Exercise:
Which lines hold the word "this"? Copy each of them.

Data shown:
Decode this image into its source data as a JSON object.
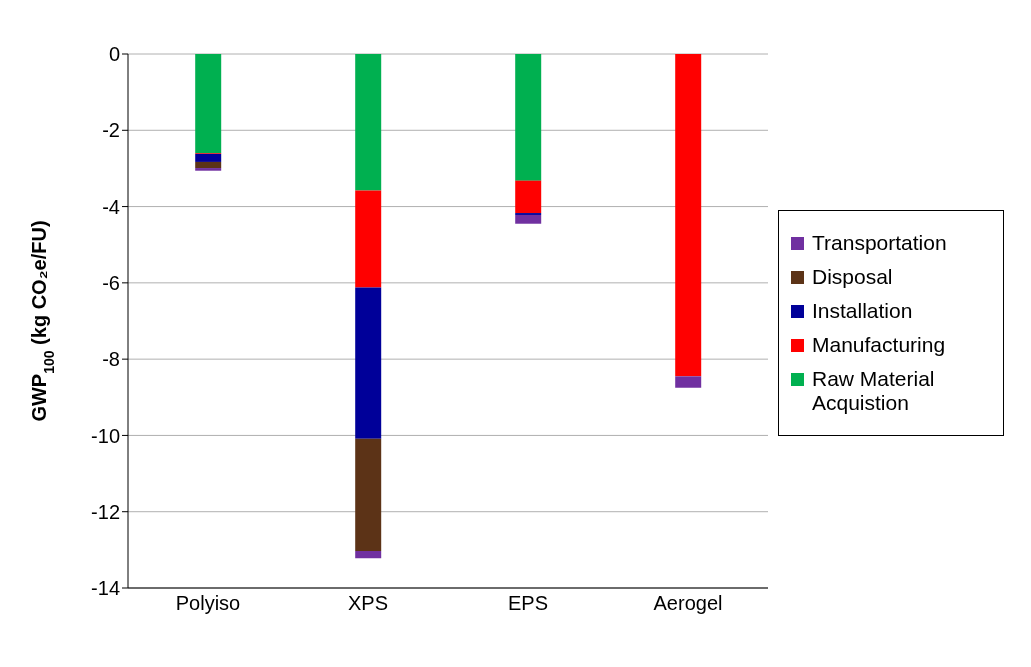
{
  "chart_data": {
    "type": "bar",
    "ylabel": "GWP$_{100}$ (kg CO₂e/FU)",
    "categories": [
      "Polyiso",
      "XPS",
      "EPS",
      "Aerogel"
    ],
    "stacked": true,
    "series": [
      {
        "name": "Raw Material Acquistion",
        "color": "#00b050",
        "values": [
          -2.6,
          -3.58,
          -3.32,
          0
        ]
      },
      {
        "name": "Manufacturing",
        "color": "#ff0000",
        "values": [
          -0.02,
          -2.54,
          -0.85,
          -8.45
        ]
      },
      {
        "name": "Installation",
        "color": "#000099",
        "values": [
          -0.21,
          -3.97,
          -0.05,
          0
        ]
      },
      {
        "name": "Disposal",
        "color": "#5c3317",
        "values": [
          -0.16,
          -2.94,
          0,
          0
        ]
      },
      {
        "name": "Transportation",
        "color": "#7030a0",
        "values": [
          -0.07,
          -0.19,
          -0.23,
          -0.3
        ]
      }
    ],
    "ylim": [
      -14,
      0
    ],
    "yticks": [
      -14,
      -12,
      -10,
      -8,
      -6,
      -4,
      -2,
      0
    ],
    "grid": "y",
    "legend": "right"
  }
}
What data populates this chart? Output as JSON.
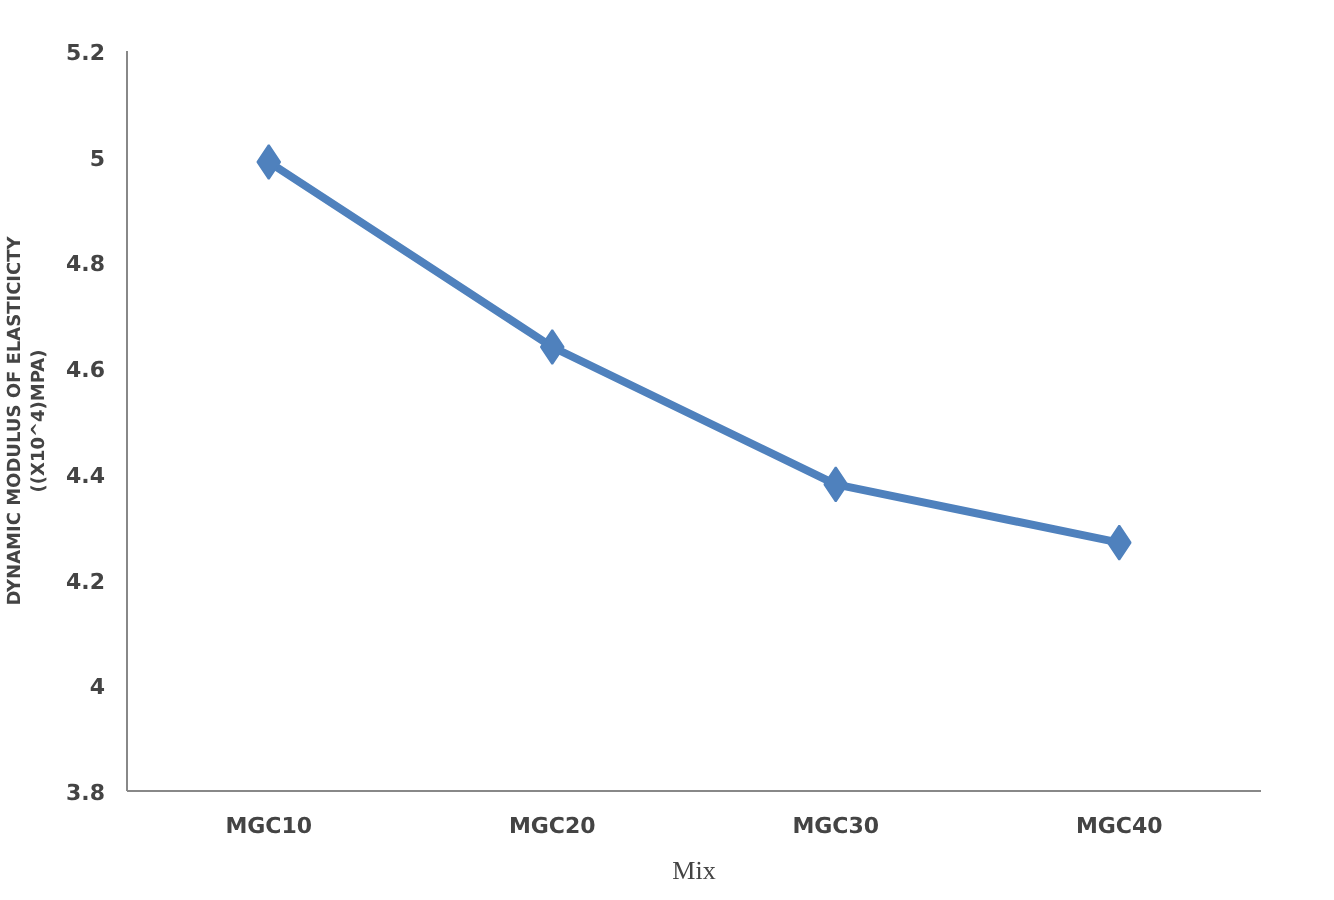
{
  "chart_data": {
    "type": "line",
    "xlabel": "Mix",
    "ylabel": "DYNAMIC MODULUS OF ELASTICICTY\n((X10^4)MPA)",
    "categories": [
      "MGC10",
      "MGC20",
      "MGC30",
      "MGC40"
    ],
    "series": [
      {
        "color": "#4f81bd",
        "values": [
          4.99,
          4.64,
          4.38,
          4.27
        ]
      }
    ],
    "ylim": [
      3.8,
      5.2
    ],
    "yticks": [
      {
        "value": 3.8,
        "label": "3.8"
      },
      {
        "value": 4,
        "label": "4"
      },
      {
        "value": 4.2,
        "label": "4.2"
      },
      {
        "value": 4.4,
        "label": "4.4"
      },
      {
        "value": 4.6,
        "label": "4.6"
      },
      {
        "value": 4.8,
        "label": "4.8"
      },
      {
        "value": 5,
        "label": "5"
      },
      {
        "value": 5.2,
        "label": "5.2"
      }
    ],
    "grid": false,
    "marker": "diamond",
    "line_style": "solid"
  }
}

Completed task:
Decode this image into its source data as a JSON object.
What data populates this chart? Output as JSON.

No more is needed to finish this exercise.